**Record excerpts**.
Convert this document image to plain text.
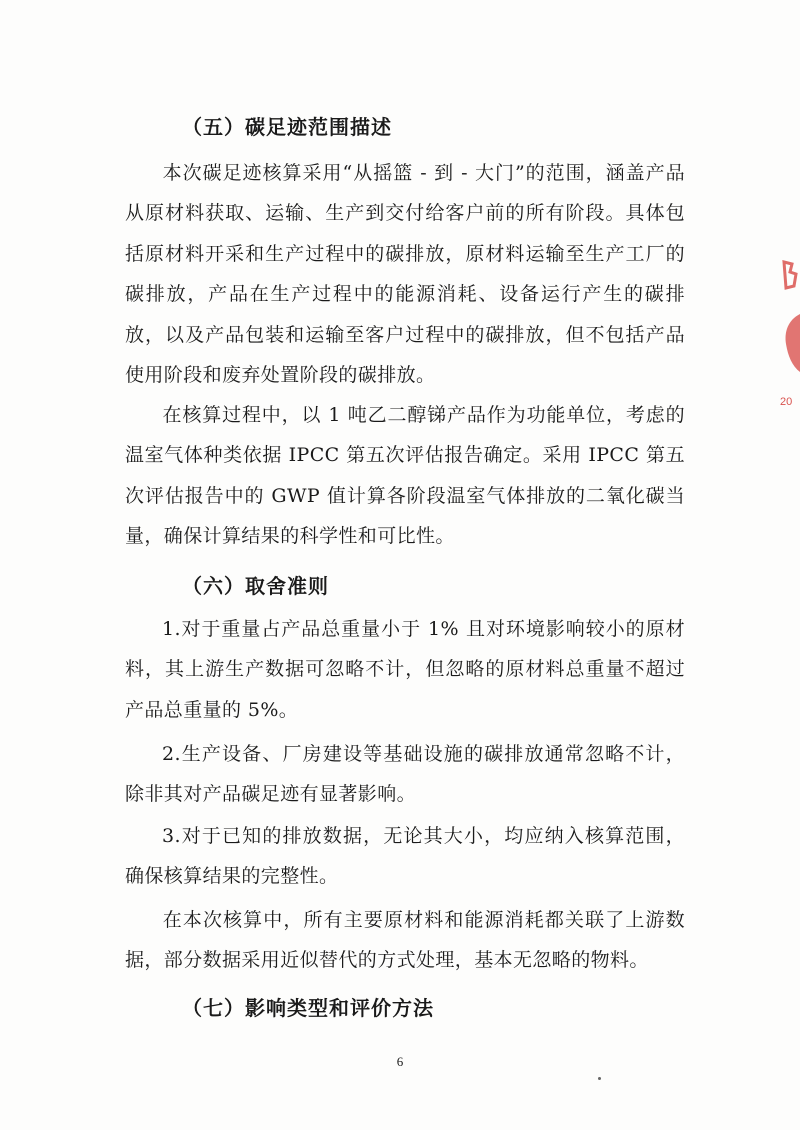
（五）碳足迹范围描述
本次碳足迹核算采用“从摇篮 - 到 - 大门”的范围，涵盖产品从原材料获取、运输、生产到交付给客户前的所有阶段。具体包括原材料开采和生产过程中的碳排放，原材料运输至生产工厂的碳排放，产品在生产过程中的能源消耗、设备运行产生的碳排放，以及产品包装和运输至客户过程中的碳排放，但不包括产品使用阶段和废弃处置阶段的碳排放。
在核算过程中，以 1 吨乙二醇锑产品作为功能单位，考虑的温室气体种类依据 IPCC 第五次评估报告确定。采用 IPCC 第五次评估报告中的 GWP 值计算各阶段温室气体排放的二氧化碳当量，确保计算结果的科学性和可比性。
（六）取舍准则
1.对于重量占产品总重量小于 1% 且对环境影响较小的原材料，其上游生产数据可忽略不计，但忽略的原材料总重量不超过产品总重量的 5%。
2.生产设备、厂房建设等基础设施的碳排放通常忽略不计，除非其对产品碳足迹有显著影响。
3.对于已知的排放数据，无论其大小，均应纳入核算范围，确保核算结果的完整性。
在本次核算中，所有主要原材料和能源消耗都关联了上游数据，部分数据采用近似替代的方式处理，基本无忽略的物料。
（七）影响类型和评价方法
6
20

**Aim of the task**. Reproduce the entries exactly. Do not carry over any picture.

**Answer to this problem**.
Convert this document image to plain text.
（五）碳足迹范围描述
本次碳足迹核算采用“从摇篮 - 到 - 大门”的范围，涵盖产品从原材料获取、运输、生产到交付给客户前的所有阶段。具体包括原材料开采和生产过程中的碳排放，原材料运输至生产工厂的碳排放，产品在生产过程中的能源消耗、设备运行产生的碳排放，以及产品包装和运输至客户过程中的碳排放，但不包括产品使用阶段和废弃处置阶段的碳排放。
在核算过程中，以 1 吨乙二醇锑产品作为功能单位，考虑的温室气体种类依据 IPCC 第五次评估报告确定。采用 IPCC 第五次评估报告中的 GWP 值计算各阶段温室气体排放的二氧化碳当量，确保计算结果的科学性和可比性。
（六）取舍准则
1.对于重量占产品总重量小于 1% 且对环境影响较小的原材料，其上游生产数据可忽略不计，但忽略的原材料总重量不超过产品总重量的 5%。
2.生产设备、厂房建设等基础设施的碳排放通常忽略不计，除非其对产品碳足迹有显著影响。
3.对于已知的排放数据，无论其大小，均应纳入核算范围，确保核算结果的完整性。
在本次核算中，所有主要原材料和能源消耗都关联了上游数据，部分数据采用近似替代的方式处理，基本无忽略的物料。
（七）影响类型和评价方法
6
20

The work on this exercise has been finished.